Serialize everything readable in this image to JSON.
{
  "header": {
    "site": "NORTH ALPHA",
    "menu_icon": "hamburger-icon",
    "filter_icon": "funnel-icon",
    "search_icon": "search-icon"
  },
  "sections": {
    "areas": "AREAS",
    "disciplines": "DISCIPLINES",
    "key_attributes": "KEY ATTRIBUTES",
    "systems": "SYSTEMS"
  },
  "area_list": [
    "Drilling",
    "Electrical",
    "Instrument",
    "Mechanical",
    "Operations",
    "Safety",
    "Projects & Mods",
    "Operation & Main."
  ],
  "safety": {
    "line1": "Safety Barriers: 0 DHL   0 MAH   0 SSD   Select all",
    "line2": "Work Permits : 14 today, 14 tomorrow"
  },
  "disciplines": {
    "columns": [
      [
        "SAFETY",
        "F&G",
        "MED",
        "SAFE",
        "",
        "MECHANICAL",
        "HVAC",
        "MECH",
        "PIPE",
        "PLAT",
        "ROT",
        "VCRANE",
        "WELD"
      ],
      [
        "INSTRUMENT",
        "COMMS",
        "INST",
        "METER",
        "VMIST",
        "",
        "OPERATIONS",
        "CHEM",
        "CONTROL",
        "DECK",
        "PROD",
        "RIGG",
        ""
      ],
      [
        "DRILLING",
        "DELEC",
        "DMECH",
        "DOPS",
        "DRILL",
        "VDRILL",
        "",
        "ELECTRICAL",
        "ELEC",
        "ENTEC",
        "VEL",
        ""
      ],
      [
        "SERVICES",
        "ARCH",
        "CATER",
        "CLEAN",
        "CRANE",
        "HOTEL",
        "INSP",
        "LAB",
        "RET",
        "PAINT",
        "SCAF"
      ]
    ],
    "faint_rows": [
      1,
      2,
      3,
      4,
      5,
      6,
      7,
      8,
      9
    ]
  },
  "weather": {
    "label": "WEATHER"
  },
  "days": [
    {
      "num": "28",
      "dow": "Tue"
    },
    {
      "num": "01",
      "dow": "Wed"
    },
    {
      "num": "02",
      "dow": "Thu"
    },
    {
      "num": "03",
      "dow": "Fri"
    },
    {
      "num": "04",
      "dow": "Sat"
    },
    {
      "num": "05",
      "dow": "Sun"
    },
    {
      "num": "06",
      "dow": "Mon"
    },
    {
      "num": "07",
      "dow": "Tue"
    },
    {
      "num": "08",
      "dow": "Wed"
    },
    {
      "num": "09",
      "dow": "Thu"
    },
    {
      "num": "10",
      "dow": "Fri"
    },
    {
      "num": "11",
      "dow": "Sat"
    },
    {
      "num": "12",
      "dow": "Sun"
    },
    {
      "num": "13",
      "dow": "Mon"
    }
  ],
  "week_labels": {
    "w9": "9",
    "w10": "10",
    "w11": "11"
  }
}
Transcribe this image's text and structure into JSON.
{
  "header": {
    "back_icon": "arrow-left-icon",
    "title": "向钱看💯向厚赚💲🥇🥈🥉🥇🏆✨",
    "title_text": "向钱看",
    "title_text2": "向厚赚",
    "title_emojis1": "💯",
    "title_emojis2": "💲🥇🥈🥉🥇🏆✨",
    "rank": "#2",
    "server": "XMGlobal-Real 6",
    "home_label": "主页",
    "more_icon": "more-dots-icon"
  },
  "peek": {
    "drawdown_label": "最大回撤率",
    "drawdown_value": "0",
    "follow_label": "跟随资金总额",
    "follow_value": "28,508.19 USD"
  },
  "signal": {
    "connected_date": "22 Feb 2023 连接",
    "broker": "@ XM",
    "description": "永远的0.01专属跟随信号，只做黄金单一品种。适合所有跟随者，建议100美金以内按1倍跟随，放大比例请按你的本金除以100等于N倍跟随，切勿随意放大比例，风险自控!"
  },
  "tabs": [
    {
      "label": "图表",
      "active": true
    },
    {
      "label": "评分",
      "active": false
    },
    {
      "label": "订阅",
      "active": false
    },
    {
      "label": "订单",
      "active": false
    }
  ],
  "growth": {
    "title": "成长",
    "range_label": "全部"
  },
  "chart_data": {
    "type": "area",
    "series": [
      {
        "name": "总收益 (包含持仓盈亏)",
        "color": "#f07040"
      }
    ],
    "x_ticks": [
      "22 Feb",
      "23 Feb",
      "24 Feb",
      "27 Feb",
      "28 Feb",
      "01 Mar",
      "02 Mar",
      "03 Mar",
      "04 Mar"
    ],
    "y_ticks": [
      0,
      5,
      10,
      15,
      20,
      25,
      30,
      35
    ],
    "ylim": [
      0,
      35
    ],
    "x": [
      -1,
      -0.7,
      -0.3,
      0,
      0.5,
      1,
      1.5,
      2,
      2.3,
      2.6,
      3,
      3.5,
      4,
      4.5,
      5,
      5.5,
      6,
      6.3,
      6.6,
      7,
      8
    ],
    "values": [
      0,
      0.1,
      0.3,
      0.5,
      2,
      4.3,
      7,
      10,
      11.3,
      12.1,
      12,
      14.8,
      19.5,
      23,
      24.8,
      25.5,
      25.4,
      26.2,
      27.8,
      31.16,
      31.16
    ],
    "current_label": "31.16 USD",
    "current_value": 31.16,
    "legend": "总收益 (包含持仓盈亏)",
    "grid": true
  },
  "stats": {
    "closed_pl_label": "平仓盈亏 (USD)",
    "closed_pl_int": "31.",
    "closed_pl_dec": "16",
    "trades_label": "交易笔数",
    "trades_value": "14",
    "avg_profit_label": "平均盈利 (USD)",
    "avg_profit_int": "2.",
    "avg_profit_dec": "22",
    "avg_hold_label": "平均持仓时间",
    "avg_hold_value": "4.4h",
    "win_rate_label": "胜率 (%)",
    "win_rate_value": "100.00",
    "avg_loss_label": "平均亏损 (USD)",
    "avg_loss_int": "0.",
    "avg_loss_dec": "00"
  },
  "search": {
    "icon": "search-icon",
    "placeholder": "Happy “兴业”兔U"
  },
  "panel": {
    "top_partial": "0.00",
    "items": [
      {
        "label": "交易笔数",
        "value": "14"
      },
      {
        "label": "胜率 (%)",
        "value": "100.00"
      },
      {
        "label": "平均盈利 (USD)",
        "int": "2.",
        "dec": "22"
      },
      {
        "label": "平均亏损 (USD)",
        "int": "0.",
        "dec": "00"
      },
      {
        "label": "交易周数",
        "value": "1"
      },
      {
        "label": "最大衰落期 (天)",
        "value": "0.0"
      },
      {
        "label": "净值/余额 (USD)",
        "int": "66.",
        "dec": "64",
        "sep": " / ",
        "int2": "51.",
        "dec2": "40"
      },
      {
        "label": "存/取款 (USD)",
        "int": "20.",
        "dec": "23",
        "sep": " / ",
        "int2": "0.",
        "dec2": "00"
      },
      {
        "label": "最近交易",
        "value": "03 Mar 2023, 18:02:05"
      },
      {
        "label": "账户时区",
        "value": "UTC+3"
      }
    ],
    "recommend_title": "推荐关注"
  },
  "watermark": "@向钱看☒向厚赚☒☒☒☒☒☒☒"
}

○ ○ ○ ○ ○

PROBLEM REQUIREMENTS:
Please give back all of the records exactly as written.

OUTPUT OF THE TASK:
Serialize everything readable in this image to JSON.
{
  "header": {
    "site": "NORTH ALPHA",
    "menu_icon": "hamburger-icon",
    "filter_icon": "funnel-icon",
    "search_icon": "search-icon"
  },
  "sections": {
    "areas": "AREAS",
    "disciplines": "DISCIPLINES",
    "key_attributes": "KEY ATTRIBUTES",
    "systems": "SYSTEMS"
  },
  "area_list": [
    "Drilling",
    "Electrical",
    "Instrument",
    "Mechanical",
    "Operations",
    "Safety",
    "Projects & Mods",
    "Operation & Main."
  ],
  "safety": {
    "line1": "Safety Barriers: 0 DHL   0 MAH   0 SSD   Select all",
    "line2": "Work Permits : 14 today, 14 tomorrow"
  },
  "disciplines": {
    "columns": [
      [
        "SAFETY",
        "F&G",
        "MED",
        "SAFE",
        "",
        "MECHANICAL",
        "HVAC",
        "MECH",
        "PIPE",
        "PLAT",
        "ROT",
        "VCRANE",
        "WELD"
      ],
      [
        "INSTRUMENT",
        "COMMS",
        "INST",
        "METER",
        "VMIST",
        "",
        "OPERATIONS",
        "CHEM",
        "CONTROL",
        "DECK",
        "PROD",
        "RIGG",
        ""
      ],
      [
        "DRILLING",
        "DELEC",
        "DMECH",
        "DOPS",
        "DRILL",
        "VDRILL",
        "",
        "ELECTRICAL",
        "ELEC",
        "ENTEC",
        "VEL",
        ""
      ],
      [
        "SERVICES",
        "ARCH",
        "CATER",
        "CLEAN",
        "CRANE",
        "HOTEL",
        "INSP",
        "LAB",
        "RET",
        "PAINT",
        "SCAF"
      ]
    ],
    "faint_rows": [
      1,
      2,
      3,
      4,
      5,
      6,
      7,
      8,
      9
    ]
  },
  "weather": {
    "label": "WEATHER"
  },
  "days": [
    {
      "num": "28",
      "dow": "Tue"
    },
    {
      "num": "01",
      "dow": "Wed"
    },
    {
      "num": "02",
      "dow": "Thu"
    },
    {
      "num": "03",
      "dow": "Fri"
    },
    {
      "num": "04",
      "dow": "Sat"
    },
    {
      "num": "05",
      "dow": "Sun"
    },
    {
      "num": "06",
      "dow": "Mon"
    },
    {
      "num": "07",
      "dow": "Tue"
    },
    {
      "num": "08",
      "dow": "Wed"
    },
    {
      "num": "09",
      "dow": "Thu"
    },
    {
      "num": "10",
      "dow": "Fri"
    },
    {
      "num": "11",
      "dow": "Sat"
    },
    {
      "num": "12",
      "dow": "Sun"
    },
    {
      "num": "13",
      "dow": "Mon"
    }
  ],
  "week_labels": {
    "w9": "9",
    "w10": "10",
    "w11": "11"
  }
}
Transcribe this image's text and structure into JSON.
{
  "header": {
    "back_icon": "arrow-left-icon",
    "title": "向钱看💯向厚赚💲🥇🥈🥉🥇🏆✨",
    "title_text": "向钱看",
    "title_text2": "向厚赚",
    "title_emojis1": "💯",
    "title_emojis2": "💲🥇🥈🥉🥇🏆✨",
    "rank": "#2",
    "server": "XMGlobal-Real 6",
    "home_label": "主页",
    "more_icon": "more-dots-icon"
  },
  "peek": {
    "drawdown_label": "最大回撤率",
    "drawdown_value": "0",
    "follow_label": "跟随资金总额",
    "follow_value": "28,508.19 USD"
  },
  "signal": {
    "connected_date": "22 Feb 2023 连接",
    "broker": "@ XM",
    "description": "永远的0.01专属跟随信号，只做黄金单一品种。适合所有跟随者，建议100美金以内按1倍跟随，放大比例请按你的本金除以100等于N倍跟随，切勿随意放大比例，风险自控!"
  },
  "tabs": [
    {
      "label": "图表",
      "active": true
    },
    {
      "label": "评分",
      "active": false
    },
    {
      "label": "订阅",
      "active": false
    },
    {
      "label": "订单",
      "active": false
    }
  ],
  "growth": {
    "title": "成长",
    "range_label": "全部"
  },
  "chart_data": {
    "type": "area",
    "series": [
      {
        "name": "总收益 (包含持仓盈亏)",
        "color": "#f07040"
      }
    ],
    "x_ticks": [
      "22 Feb",
      "23 Feb",
      "24 Feb",
      "27 Feb",
      "28 Feb",
      "01 Mar",
      "02 Mar",
      "03 Mar",
      "04 Mar"
    ],
    "y_ticks": [
      0,
      5,
      10,
      15,
      20,
      25,
      30,
      35
    ],
    "ylim": [
      0,
      35
    ],
    "x": [
      -1,
      -0.7,
      -0.3,
      0,
      0.5,
      1,
      1.5,
      2,
      2.3,
      2.6,
      3,
      3.5,
      4,
      4.5,
      5,
      5.5,
      6,
      6.3,
      6.6,
      7,
      8
    ],
    "values": [
      0,
      0.1,
      0.3,
      0.5,
      2,
      4.3,
      7,
      10,
      11.3,
      12.1,
      12,
      14.8,
      19.5,
      23,
      24.8,
      25.5,
      25.4,
      26.2,
      27.8,
      31.16,
      31.16
    ],
    "current_label": "31.16 USD",
    "current_value": 31.16,
    "legend": "总收益 (包含持仓盈亏)",
    "grid": true
  },
  "stats": {
    "closed_pl_label": "平仓盈亏 (USD)",
    "closed_pl_int": "31.",
    "closed_pl_dec": "16",
    "trades_label": "交易笔数",
    "trades_value": "14",
    "avg_profit_label": "平均盈利 (USD)",
    "avg_profit_int": "2.",
    "avg_profit_dec": "22",
    "avg_hold_label": "平均持仓时间",
    "avg_hold_value": "4.4h",
    "win_rate_label": "胜率 (%)",
    "win_rate_value": "100.00",
    "avg_loss_label": "平均亏损 (USD)",
    "avg_loss_int": "0.",
    "avg_loss_dec": "00"
  },
  "search": {
    "icon": "search-icon",
    "placeholder": "Happy “兴业”兔U"
  },
  "panel": {
    "top_partial": "0.00",
    "items": [
      {
        "label": "交易笔数",
        "value": "14"
      },
      {
        "label": "胜率 (%)",
        "value": "100.00"
      },
      {
        "label": "平均盈利 (USD)",
        "int": "2.",
        "dec": "22"
      },
      {
        "label": "平均亏损 (USD)",
        "int": "0.",
        "dec": "00"
      },
      {
        "label": "交易周数",
        "value": "1"
      },
      {
        "label": "最大衰落期 (天)",
        "value": "0.0"
      },
      {
        "label": "净值/余额 (USD)",
        "int": "66.",
        "dec": "64",
        "sep": " / ",
        "int2": "51.",
        "dec2": "40"
      },
      {
        "label": "存/取款 (USD)",
        "int": "20.",
        "dec": "23",
        "sep": " / ",
        "int2": "0.",
        "dec2": "00"
      },
      {
        "label": "最近交易",
        "value": "03 Mar 2023, 18:02:05"
      },
      {
        "label": "账户时区",
        "value": "UTC+3"
      }
    ],
    "recommend_title": "推荐关注"
  },
  "watermark": "@向钱看☒向厚赚☒☒☒☒☒☒☒"
}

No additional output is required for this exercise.